*AIM*.
Lay out the rows from the very first line through the line that contains "- inset-h-atom-0: H H 0: [18, 50, 366, 198]" as a numbered list, leaving out any blank lines.

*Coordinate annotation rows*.

----------

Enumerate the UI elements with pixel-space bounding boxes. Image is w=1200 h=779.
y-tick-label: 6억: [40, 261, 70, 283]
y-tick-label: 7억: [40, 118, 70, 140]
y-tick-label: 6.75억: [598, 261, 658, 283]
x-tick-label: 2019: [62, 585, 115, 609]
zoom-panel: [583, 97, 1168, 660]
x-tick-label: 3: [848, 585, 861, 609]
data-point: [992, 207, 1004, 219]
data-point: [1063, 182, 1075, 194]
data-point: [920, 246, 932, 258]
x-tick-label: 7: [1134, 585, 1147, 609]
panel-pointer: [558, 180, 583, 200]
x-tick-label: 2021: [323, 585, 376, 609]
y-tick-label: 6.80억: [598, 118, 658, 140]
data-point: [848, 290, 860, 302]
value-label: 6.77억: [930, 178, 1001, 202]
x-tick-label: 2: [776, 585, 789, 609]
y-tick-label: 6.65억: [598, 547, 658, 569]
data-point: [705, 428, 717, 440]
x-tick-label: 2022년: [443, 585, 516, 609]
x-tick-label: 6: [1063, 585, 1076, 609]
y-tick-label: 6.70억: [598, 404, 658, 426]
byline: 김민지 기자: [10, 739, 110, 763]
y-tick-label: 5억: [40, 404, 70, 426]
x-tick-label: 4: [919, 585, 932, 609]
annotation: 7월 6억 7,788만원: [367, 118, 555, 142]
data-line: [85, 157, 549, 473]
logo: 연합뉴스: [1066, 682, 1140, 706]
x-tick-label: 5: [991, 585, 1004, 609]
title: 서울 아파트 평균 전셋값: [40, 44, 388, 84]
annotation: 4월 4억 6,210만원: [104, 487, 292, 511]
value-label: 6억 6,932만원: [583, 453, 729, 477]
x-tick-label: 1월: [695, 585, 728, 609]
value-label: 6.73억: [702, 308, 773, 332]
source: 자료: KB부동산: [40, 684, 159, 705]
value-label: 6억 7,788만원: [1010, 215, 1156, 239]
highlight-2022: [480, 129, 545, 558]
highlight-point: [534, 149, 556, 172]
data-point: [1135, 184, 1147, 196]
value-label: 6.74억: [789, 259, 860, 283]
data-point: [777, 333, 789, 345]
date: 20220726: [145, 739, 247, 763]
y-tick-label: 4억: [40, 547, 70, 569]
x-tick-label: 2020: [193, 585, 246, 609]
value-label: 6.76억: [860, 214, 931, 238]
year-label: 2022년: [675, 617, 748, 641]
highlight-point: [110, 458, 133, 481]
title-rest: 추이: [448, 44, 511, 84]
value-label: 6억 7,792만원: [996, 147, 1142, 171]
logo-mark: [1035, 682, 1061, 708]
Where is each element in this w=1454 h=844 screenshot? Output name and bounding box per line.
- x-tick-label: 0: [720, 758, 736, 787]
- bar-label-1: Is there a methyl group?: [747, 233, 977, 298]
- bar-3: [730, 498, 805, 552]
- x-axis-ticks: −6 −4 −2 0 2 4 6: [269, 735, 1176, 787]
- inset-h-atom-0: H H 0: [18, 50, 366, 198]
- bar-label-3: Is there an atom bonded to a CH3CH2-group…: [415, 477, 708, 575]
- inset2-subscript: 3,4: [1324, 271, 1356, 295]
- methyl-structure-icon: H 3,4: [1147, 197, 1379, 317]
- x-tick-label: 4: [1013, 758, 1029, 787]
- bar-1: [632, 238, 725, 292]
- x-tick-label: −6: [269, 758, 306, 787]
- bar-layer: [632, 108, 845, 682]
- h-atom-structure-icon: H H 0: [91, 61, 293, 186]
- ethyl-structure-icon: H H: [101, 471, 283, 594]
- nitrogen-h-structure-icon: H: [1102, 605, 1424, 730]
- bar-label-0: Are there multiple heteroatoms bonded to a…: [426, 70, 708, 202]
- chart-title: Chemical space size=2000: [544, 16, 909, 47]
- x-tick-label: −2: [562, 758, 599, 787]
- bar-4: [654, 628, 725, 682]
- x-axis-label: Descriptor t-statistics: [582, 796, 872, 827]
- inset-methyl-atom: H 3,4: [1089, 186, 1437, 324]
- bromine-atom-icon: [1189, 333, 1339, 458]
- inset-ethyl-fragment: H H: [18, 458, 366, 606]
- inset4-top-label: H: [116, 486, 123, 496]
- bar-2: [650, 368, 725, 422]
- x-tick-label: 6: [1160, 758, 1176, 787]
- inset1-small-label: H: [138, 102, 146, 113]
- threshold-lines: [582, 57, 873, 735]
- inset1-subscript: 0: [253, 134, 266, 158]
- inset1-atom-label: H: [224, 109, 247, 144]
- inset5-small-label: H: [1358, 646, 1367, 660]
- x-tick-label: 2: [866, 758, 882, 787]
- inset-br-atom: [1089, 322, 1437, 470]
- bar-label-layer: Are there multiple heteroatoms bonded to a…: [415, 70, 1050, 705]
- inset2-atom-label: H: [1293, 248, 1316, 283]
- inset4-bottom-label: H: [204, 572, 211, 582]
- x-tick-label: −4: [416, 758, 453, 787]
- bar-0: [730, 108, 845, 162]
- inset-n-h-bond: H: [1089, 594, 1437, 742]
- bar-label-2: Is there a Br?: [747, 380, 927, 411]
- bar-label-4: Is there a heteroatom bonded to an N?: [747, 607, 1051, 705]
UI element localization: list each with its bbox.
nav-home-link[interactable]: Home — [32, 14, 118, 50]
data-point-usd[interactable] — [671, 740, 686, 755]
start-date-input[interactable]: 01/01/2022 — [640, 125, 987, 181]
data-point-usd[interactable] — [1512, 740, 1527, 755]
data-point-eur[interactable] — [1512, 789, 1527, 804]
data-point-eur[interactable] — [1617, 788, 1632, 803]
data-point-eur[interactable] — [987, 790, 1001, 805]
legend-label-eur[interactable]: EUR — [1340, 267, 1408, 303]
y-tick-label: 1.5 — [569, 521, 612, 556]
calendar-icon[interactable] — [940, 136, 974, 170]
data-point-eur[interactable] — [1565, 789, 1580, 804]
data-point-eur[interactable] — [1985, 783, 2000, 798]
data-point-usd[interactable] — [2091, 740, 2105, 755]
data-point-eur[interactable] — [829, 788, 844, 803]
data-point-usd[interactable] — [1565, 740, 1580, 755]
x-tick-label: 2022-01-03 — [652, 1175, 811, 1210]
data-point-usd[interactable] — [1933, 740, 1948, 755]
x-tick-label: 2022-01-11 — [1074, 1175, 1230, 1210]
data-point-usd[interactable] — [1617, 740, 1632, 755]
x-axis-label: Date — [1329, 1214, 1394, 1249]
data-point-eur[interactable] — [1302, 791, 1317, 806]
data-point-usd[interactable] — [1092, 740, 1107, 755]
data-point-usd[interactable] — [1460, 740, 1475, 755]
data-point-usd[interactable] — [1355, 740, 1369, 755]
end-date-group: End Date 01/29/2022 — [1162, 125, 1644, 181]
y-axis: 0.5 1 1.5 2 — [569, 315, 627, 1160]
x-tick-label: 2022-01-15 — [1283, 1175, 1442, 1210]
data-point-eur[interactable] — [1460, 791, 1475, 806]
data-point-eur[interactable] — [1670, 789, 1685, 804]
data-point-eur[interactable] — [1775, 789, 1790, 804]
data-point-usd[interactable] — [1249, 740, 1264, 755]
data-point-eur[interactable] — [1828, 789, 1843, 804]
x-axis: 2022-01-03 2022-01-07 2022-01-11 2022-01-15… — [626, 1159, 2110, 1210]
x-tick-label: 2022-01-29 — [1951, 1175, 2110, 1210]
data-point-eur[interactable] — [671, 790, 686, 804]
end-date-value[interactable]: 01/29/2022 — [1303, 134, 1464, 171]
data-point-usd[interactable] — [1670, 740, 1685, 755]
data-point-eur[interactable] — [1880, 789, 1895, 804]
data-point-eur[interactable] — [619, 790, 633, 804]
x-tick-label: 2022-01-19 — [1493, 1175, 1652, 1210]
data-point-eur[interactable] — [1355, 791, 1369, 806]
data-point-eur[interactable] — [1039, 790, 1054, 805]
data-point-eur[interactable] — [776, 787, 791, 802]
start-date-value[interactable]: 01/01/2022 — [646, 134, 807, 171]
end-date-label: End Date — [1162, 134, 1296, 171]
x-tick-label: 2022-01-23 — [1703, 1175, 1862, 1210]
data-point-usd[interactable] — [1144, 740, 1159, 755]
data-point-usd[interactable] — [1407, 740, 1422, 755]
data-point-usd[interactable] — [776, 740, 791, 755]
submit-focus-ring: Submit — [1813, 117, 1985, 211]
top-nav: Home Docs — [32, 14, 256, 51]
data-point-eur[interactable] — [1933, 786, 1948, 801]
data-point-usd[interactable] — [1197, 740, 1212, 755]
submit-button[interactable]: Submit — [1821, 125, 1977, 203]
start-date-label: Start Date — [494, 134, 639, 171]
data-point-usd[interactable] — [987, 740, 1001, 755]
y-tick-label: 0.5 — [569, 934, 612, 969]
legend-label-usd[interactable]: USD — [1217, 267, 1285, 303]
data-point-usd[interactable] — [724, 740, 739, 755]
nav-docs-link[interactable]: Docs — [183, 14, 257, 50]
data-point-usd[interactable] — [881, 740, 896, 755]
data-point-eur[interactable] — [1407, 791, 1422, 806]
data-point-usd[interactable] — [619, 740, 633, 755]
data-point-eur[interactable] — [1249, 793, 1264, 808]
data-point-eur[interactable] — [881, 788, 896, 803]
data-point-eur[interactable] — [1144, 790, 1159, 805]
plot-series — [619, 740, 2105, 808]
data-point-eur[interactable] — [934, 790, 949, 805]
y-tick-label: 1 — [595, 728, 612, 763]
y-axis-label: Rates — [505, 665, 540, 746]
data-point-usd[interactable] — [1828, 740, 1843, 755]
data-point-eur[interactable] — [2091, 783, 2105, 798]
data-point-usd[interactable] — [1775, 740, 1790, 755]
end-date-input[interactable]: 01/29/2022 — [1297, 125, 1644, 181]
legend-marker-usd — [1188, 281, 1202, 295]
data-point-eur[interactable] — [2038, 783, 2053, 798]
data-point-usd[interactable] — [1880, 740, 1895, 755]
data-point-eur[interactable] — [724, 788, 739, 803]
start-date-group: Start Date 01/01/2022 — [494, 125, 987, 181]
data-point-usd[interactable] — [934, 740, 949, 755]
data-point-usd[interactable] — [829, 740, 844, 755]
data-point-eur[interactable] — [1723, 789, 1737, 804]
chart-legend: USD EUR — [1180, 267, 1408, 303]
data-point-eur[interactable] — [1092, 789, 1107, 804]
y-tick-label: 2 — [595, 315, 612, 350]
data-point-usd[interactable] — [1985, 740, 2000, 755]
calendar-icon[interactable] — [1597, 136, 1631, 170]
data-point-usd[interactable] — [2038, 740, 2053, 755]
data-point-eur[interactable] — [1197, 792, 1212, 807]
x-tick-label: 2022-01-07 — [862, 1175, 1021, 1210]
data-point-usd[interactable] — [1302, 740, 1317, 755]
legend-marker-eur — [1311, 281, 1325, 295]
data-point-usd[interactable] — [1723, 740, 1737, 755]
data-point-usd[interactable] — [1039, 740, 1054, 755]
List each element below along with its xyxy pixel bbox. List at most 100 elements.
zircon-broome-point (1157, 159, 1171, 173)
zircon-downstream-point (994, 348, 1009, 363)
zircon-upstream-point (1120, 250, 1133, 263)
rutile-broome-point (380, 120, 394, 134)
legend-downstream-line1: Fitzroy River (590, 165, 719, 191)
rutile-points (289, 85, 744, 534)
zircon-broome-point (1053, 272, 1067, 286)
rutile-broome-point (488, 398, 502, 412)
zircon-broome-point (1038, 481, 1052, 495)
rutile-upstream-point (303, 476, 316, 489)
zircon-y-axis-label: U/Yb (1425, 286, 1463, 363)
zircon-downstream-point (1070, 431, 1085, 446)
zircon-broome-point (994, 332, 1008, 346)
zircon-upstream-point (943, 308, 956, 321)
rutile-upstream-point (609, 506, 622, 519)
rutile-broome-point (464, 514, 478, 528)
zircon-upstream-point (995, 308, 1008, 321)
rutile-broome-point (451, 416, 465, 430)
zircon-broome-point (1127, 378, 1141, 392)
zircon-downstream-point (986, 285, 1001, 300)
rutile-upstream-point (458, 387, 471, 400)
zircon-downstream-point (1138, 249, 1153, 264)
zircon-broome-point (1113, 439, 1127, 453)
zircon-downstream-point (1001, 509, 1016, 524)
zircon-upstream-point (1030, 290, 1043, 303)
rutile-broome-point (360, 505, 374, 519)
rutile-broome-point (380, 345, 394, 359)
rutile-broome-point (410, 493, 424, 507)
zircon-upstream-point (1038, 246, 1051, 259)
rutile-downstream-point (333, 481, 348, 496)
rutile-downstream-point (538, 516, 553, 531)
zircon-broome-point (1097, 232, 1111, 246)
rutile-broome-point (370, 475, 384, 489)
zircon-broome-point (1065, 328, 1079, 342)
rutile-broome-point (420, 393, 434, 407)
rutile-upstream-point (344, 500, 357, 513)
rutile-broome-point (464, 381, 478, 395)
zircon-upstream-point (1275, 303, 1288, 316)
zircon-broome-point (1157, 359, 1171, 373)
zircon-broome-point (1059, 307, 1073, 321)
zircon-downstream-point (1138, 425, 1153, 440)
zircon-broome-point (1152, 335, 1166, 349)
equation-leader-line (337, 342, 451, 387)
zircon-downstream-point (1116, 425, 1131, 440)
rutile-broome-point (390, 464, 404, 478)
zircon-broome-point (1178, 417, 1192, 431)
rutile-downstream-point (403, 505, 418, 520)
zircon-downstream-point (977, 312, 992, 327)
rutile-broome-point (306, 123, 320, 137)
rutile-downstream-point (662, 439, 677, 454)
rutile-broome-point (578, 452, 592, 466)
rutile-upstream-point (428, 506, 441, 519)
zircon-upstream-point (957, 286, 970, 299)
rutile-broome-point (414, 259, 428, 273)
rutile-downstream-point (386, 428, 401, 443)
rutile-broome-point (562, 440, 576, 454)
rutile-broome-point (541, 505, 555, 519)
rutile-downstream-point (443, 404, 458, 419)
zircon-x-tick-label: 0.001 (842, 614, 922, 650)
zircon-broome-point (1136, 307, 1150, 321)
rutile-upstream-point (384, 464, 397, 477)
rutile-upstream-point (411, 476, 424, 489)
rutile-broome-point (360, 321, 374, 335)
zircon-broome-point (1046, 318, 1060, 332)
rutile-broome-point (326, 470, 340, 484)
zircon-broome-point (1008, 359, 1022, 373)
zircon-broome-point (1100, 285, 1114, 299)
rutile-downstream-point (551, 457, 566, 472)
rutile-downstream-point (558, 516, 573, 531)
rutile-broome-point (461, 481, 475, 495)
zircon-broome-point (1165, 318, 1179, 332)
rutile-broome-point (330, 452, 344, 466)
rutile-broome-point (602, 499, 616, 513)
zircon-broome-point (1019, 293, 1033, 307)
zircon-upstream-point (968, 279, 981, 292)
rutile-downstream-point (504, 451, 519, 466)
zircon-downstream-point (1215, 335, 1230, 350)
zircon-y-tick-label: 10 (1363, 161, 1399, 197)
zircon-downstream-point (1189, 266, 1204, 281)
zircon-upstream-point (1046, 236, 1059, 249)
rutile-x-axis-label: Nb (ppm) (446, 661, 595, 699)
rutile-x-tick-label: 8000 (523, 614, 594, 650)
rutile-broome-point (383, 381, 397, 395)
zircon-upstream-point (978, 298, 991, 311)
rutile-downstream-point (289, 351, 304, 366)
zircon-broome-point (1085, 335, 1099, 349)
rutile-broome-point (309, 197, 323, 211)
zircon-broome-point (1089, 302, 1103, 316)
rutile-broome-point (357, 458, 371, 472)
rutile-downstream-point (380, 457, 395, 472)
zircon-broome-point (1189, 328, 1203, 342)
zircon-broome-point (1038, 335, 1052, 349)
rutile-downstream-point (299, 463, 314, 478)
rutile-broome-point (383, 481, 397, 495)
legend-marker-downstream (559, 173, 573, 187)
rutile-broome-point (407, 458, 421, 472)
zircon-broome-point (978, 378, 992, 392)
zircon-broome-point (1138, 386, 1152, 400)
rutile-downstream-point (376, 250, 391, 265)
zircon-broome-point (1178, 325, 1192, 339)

----------

*TASK RESPONSE*.
1. Enumerate the UI elements with pixel-space bounding boxes. Image is w=1200 h=779.
2. y-tick-label: 6억: [40, 261, 70, 283]
3. y-tick-label: 7억: [40, 118, 70, 140]
4. y-tick-label: 6.75억: [598, 261, 658, 283]
5. x-tick-label: 2019: [62, 585, 115, 609]
6. zoom-panel: [583, 97, 1168, 660]
7. x-tick-label: 3: [848, 585, 861, 609]
8. data-point: [992, 207, 1004, 219]
9. data-point: [1063, 182, 1075, 194]
10. data-point: [920, 246, 932, 258]
11. x-tick-label: 7: [1134, 585, 1147, 609]
12. panel-pointer: [558, 180, 583, 200]
13. x-tick-label: 2021: [323, 585, 376, 609]
14. y-tick-label: 6.80억: [598, 118, 658, 140]
15. data-point: [848, 290, 860, 302]
16. value-label: 6.77억: [930, 178, 1001, 202]
17. x-tick-label: 2: [776, 585, 789, 609]
18. y-tick-label: 6.65억: [598, 547, 658, 569]
19. data-point: [705, 428, 717, 440]
20. x-tick-label: 2022년: [443, 585, 516, 609]
21. x-tick-label: 6: [1063, 585, 1076, 609]
22. y-tick-label: 6.70억: [598, 404, 658, 426]
23. byline: 김민지 기자: [10, 739, 110, 763]
24. y-tick-label: 5억: [40, 404, 70, 426]
25. x-tick-label: 4: [919, 585, 932, 609]
26. annotation: 7월 6억 7,788만원: [367, 118, 555, 142]
27. data-line: [85, 157, 549, 473]
28. logo: 연합뉴스: [1066, 682, 1140, 706]
29. x-tick-label: 5: [991, 585, 1004, 609]
30. title: 서울 아파트 평균 전셋값: [40, 44, 388, 84]
31. annotation: 4월 4억 6,210만원: [104, 487, 292, 511]
32. value-label: 6억 6,932만원: [583, 453, 729, 477]
33. x-tick-label: 1월: [695, 585, 728, 609]
34. value-label: 6.73억: [702, 308, 773, 332]
35. source: 자료: KB부동산: [40, 684, 159, 705]
36. value-label: 6억 7,788만원: [1010, 215, 1156, 239]
37. highlight-2022: [480, 129, 545, 558]
38. highlight-point: [534, 149, 556, 172]
39. data-point: [1135, 184, 1147, 196]
40. value-label: 6.74억: [789, 259, 860, 283]
41. data-point: [777, 333, 789, 345]
42. date: 20220726: [145, 739, 247, 763]
43. y-tick-label: 4억: [40, 547, 70, 569]
44. x-tick-label: 2020: [193, 585, 246, 609]
45. value-label: 6.76억: [860, 214, 931, 238]
46. year-label: 2022년: [675, 617, 748, 641]
47. highlight-point: [110, 458, 133, 481]
48. title-rest: 추이: [448, 44, 511, 84]
49. value-label: 6억 7,792만원: [996, 147, 1142, 171]
50. logo-mark: [1035, 682, 1061, 708]
51. Where is each element in this w=1454 h=844 screenshot? Output name and bounding box per line.
52. - x-tick-label: 0: [720, 758, 736, 787]
53. - bar-label-1: Is there a methyl group?: [747, 233, 977, 298]
54. - bar-3: [730, 498, 805, 552]
55. - x-axis-ticks: −6 −4 −2 0 2 4 6: [269, 735, 1176, 787]
56. - inset-h-atom-0: H H 0: [18, 50, 366, 198]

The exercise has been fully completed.